Objective
Every line in the listing is to be echoed verbatim.

--- start Listed records ---

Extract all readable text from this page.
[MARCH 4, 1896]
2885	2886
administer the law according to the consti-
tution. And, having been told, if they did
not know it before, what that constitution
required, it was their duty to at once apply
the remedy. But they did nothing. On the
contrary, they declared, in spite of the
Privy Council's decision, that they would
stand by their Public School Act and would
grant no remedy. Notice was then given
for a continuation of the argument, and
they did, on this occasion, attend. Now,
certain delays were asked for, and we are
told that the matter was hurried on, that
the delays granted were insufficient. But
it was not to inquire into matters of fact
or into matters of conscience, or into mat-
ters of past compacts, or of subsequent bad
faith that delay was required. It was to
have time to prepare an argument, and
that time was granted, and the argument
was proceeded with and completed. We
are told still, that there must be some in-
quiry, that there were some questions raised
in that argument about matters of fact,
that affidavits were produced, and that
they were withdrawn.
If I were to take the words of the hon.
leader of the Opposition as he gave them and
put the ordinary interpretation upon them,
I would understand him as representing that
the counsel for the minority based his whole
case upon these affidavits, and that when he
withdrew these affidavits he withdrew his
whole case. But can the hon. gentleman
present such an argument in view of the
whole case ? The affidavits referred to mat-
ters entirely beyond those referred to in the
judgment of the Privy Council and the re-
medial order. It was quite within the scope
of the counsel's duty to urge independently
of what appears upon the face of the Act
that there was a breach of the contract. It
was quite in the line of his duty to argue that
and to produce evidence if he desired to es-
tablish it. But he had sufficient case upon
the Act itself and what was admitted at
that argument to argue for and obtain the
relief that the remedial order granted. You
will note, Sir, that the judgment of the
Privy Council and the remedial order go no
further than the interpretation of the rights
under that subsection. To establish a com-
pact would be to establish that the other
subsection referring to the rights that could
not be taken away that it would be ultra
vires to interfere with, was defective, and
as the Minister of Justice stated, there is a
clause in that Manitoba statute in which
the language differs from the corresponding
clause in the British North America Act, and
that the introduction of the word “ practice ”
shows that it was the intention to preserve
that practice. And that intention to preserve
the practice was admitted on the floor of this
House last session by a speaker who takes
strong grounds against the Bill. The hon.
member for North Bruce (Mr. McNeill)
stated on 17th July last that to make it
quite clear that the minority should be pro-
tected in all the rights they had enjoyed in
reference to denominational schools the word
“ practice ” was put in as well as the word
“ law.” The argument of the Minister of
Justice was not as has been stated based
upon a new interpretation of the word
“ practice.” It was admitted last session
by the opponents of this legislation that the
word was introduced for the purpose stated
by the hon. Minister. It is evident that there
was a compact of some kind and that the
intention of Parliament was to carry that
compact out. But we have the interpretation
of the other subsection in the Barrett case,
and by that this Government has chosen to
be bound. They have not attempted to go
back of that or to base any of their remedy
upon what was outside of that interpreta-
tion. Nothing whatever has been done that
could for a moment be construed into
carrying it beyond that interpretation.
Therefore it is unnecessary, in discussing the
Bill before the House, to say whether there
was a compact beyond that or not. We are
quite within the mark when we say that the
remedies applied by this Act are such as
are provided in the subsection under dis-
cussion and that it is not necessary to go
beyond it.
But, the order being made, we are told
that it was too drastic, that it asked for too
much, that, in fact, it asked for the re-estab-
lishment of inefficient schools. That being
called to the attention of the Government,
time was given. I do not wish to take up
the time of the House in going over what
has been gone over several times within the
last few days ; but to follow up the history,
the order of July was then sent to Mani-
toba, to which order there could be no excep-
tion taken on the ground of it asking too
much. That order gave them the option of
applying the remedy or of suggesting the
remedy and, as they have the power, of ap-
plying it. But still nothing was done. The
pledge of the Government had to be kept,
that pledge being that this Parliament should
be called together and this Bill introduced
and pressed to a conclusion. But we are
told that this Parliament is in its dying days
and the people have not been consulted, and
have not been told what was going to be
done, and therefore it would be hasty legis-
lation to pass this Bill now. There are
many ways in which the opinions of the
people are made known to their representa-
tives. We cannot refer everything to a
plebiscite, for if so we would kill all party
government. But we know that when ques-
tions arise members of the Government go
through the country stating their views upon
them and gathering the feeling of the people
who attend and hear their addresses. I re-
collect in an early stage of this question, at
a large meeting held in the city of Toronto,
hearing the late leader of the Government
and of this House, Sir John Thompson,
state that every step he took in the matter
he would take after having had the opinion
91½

--- end Listed records ---

Reply to the task
Extract all readable text from this page.
[MARCH 4, 1896]
2885	2886
administer the law according to the consti-
tution. And, having been told, if they did
not know it before, what that constitution
required, it was their duty to at once apply
the remedy. But they did nothing. On the
contrary, they declared, in spite of the
Privy Council's decision, that they would
stand by their Public School Act and would
grant no remedy. Notice was then given
for a continuation of the argument, and
they did, on this occasion, attend. Now,
certain delays were asked for, and we are
told that the matter was hurried on, that
the delays granted were insufficient. But
it was not to inquire into matters of fact
or into matters of conscience, or into mat-
ters of past compacts, or of subsequent bad
faith that delay was required. It was to
have time to prepare an argument, and
that time was granted, and the argument
was proceeded with and completed. We
are told still, that there must be some in-
quiry, that there were some questions raised
in that argument about matters of fact,
that affidavits were produced, and that
they were withdrawn.
If I were to take the words of the hon.
leader of the Opposition as he gave them and
put the ordinary interpretation upon them,
I would understand him as representing that
the counsel for the minority based his whole
case upon these affidavits, and that when he
withdrew these affidavits he withdrew his
whole case. But can the hon. gentleman
present such an argument in view of the
whole case ? The affidavits referred to mat-
ters entirely beyond those referred to in the
judgment of the Privy Council and the re-
medial order. It was quite within the scope
of the counsel's duty to urge independently
of what appears upon the face of the Act
that there was a breach of the contract. It
was quite in the line of his duty to argue that
and to produce evidence if he desired to es-
tablish it. But he had sufficient case upon
the Act itself and what was admitted at
that argument to argue for and obtain the
relief that the remedial order granted. You
will note, Sir, that the judgment of the
Privy Council and the remedial order go no
further than the interpretation of the rights
under that subsection. To establish a com-
pact would be to establish that the other
subsection referring to the rights that could
not be taken away that it would be ultra
vires to interfere with, was defective, and
as the Minister of Justice stated, there is a
clause in that Manitoba statute in which
the language differs from the corresponding
clause in the British North America Act, and
that the introduction of the word “ practice ”
shows that it was the intention to preserve
that practice. And that intention to preserve
the practice was admitted on the floor of this
House last session by a speaker who takes
strong grounds against the Bill. The hon.
member for North Bruce (Mr. McNeill)
stated on 17th July last that to make it
quite clear that the minority should be pro-
tected in all the rights they had enjoyed in
reference to denominational schools the word
“ practice ” was put in as well as the word
“ law.” The argument of the Minister of
Justice was not as has been stated based
upon a new interpretation of the word
“ practice.” It was admitted last session
by the opponents of this legislation that the
word was introduced for the purpose stated
by the hon. Minister. It is evident that there
was a compact of some kind and that the
intention of Parliament was to carry that
compact out. But we have the interpretation
of the other subsection in the Barrett case,
and by that this Government has chosen to
be bound. They have not attempted to go
back of that or to base any of their remedy
upon what was outside of that interpreta-
tion. Nothing whatever has been done that
could for a moment be construed into
carrying it beyond that interpretation.
Therefore it is unnecessary, in discussing the
Bill before the House, to say whether there
was a compact beyond that or not. We are
quite within the mark when we say that the
remedies applied by this Act are such as
are provided in the subsection under dis-
cussion and that it is not necessary to go
beyond it.
But, the order being made, we are told
that it was too drastic, that it asked for too
much, that, in fact, it asked for the re-estab-
lishment of inefficient schools. That being
called to the attention of the Government,
time was given. I do not wish to take up
the time of the House in going over what
has been gone over several times within the
last few days ; but to follow up the history,
the order of July was then sent to Mani-
toba, to which order there could be no excep-
tion taken on the ground of it asking too
much. That order gave them the option of
applying the remedy or of suggesting the
remedy and, as they have the power, of ap-
plying it. But still nothing was done. The
pledge of the Government had to be kept,
that pledge being that this Parliament should
be called together and this Bill introduced
and pressed to a conclusion. But we are
told that this Parliament is in its dying days
and the people have not been consulted, and
have not been told what was going to be
done, and therefore it would be hasty legis-
lation to pass this Bill now. There are
many ways in which the opinions of the
people are made known to their representa-
tives. We cannot refer everything to a
plebiscite, for if so we would kill all party
government. But we know that when ques-
tions arise members of the Government go
through the country stating their views upon
them and gathering the feeling of the people
who attend and hear their addresses. I re-
collect in an early stage of this question, at
a large meeting held in the city of Toronto,
hearing the late leader of the Government
and of this House, Sir John Thompson,
state that every step he took in the matter
he would take after having had the opinion
91½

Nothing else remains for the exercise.